PROBLEM TO WORK ON> From the entries that follow, list every line in which the string "Wskazówka" appears.

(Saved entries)
--------

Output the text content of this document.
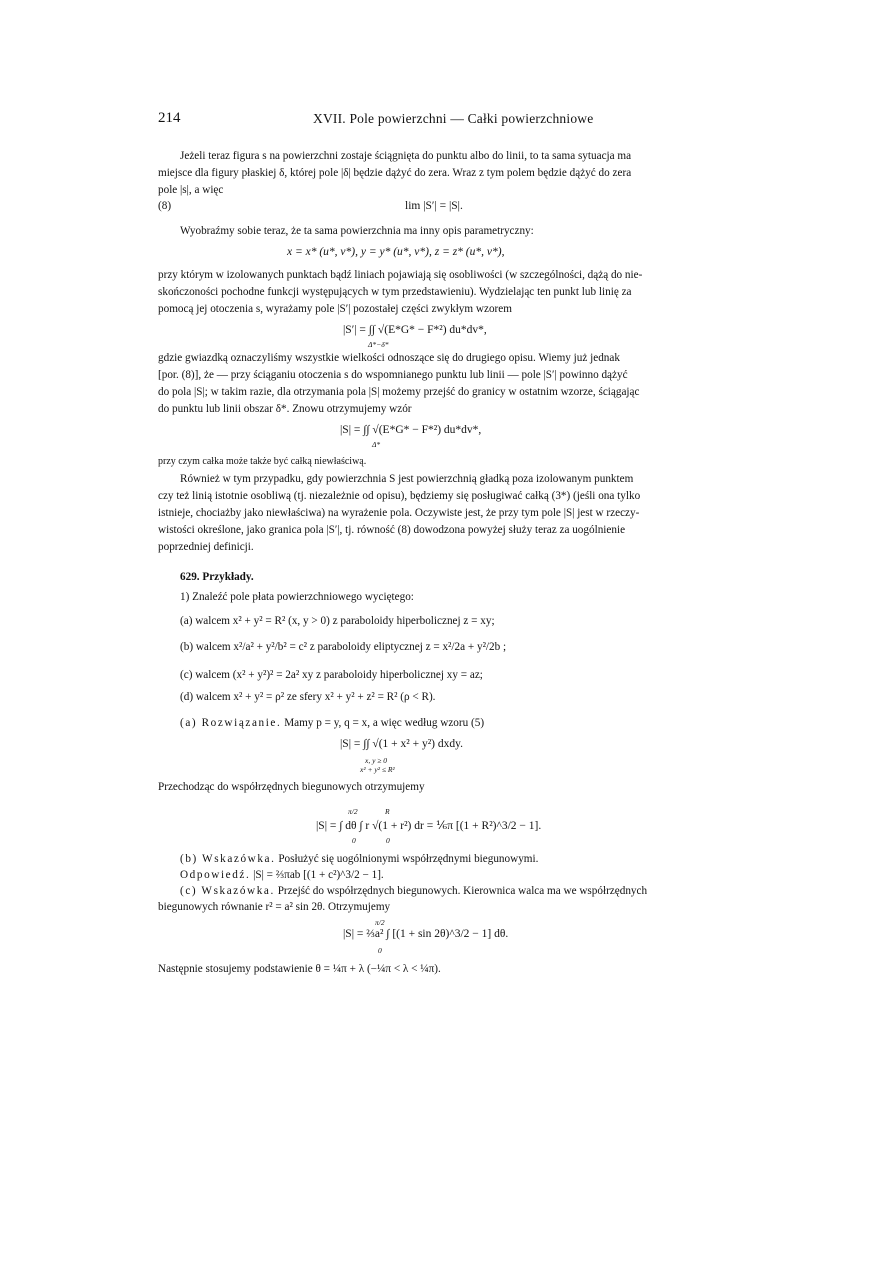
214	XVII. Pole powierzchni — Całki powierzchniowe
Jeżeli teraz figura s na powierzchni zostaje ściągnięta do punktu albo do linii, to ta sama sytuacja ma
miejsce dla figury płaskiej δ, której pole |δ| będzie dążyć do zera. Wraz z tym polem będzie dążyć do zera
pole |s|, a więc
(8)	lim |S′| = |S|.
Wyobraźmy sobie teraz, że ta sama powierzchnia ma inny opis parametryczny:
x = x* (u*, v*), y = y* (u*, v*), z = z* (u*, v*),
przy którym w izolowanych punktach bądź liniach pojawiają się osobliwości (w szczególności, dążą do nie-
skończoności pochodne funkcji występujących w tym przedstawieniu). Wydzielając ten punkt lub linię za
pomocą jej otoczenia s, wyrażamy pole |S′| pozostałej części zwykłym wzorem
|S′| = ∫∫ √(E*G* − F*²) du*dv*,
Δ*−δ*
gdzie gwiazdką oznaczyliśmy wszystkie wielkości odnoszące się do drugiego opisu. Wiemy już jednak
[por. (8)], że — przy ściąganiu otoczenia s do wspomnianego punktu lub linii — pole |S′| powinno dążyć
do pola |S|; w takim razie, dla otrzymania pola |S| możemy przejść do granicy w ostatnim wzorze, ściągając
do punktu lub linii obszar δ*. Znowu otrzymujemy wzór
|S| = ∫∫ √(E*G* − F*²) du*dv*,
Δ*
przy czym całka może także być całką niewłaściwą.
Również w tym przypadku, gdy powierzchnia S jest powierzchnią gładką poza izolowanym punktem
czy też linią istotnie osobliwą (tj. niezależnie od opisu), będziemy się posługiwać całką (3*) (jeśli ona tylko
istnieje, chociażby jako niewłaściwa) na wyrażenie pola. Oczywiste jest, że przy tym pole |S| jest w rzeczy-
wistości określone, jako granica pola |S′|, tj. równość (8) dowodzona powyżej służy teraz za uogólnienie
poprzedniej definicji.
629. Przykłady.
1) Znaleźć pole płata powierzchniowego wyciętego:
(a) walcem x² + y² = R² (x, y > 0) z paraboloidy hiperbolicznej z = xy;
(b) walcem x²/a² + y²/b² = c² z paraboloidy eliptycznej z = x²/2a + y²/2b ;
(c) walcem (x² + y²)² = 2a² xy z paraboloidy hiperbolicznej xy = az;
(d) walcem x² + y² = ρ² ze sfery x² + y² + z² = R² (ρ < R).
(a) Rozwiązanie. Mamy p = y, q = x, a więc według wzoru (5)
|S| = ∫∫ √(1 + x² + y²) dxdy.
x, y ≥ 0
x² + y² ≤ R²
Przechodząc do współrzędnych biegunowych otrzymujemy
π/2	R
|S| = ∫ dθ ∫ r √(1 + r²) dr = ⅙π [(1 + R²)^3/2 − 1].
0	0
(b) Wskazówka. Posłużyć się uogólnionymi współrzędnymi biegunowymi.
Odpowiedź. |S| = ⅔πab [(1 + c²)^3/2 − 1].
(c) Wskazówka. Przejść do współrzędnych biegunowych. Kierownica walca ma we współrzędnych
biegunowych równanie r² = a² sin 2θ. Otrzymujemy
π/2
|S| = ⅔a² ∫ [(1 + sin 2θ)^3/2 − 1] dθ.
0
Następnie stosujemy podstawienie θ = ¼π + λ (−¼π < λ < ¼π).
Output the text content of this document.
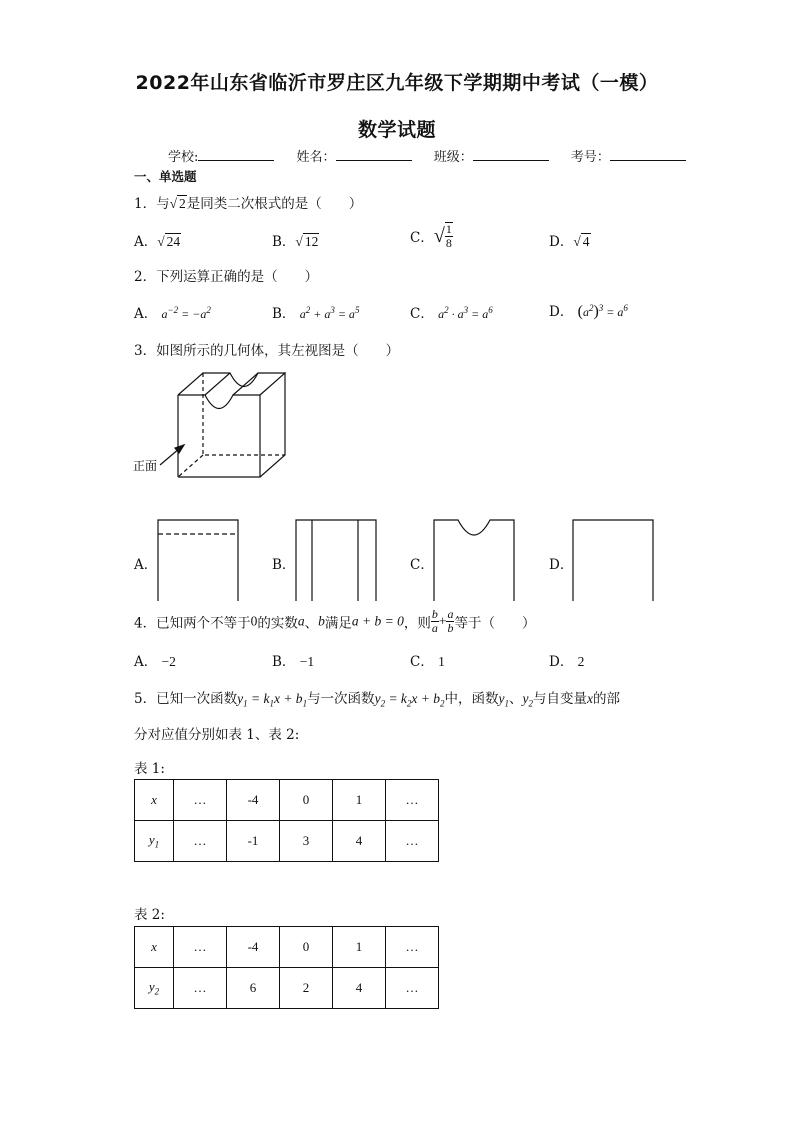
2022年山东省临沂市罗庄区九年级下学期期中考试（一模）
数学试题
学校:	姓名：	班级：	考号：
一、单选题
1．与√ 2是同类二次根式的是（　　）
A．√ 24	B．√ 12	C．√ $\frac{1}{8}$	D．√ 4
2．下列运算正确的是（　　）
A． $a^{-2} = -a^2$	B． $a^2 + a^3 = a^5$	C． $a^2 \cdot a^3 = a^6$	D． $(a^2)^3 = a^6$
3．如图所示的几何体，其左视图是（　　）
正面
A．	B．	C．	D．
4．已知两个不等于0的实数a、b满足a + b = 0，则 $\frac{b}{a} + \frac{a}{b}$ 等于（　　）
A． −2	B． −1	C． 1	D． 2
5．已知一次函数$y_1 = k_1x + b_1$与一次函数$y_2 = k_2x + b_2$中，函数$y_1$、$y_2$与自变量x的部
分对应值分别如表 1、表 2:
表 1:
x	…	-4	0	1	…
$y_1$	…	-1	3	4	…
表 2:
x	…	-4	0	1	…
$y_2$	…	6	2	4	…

--------

OUTPUT OF THE EXERCISE>
(b) Wskazówka. Posłużyć się uogólnionymi współrzędnymi biegunowymi.
(c) Wskazówka. Przejść do współrzędnych biegunowych. Kierownica walca ma we współrzędnych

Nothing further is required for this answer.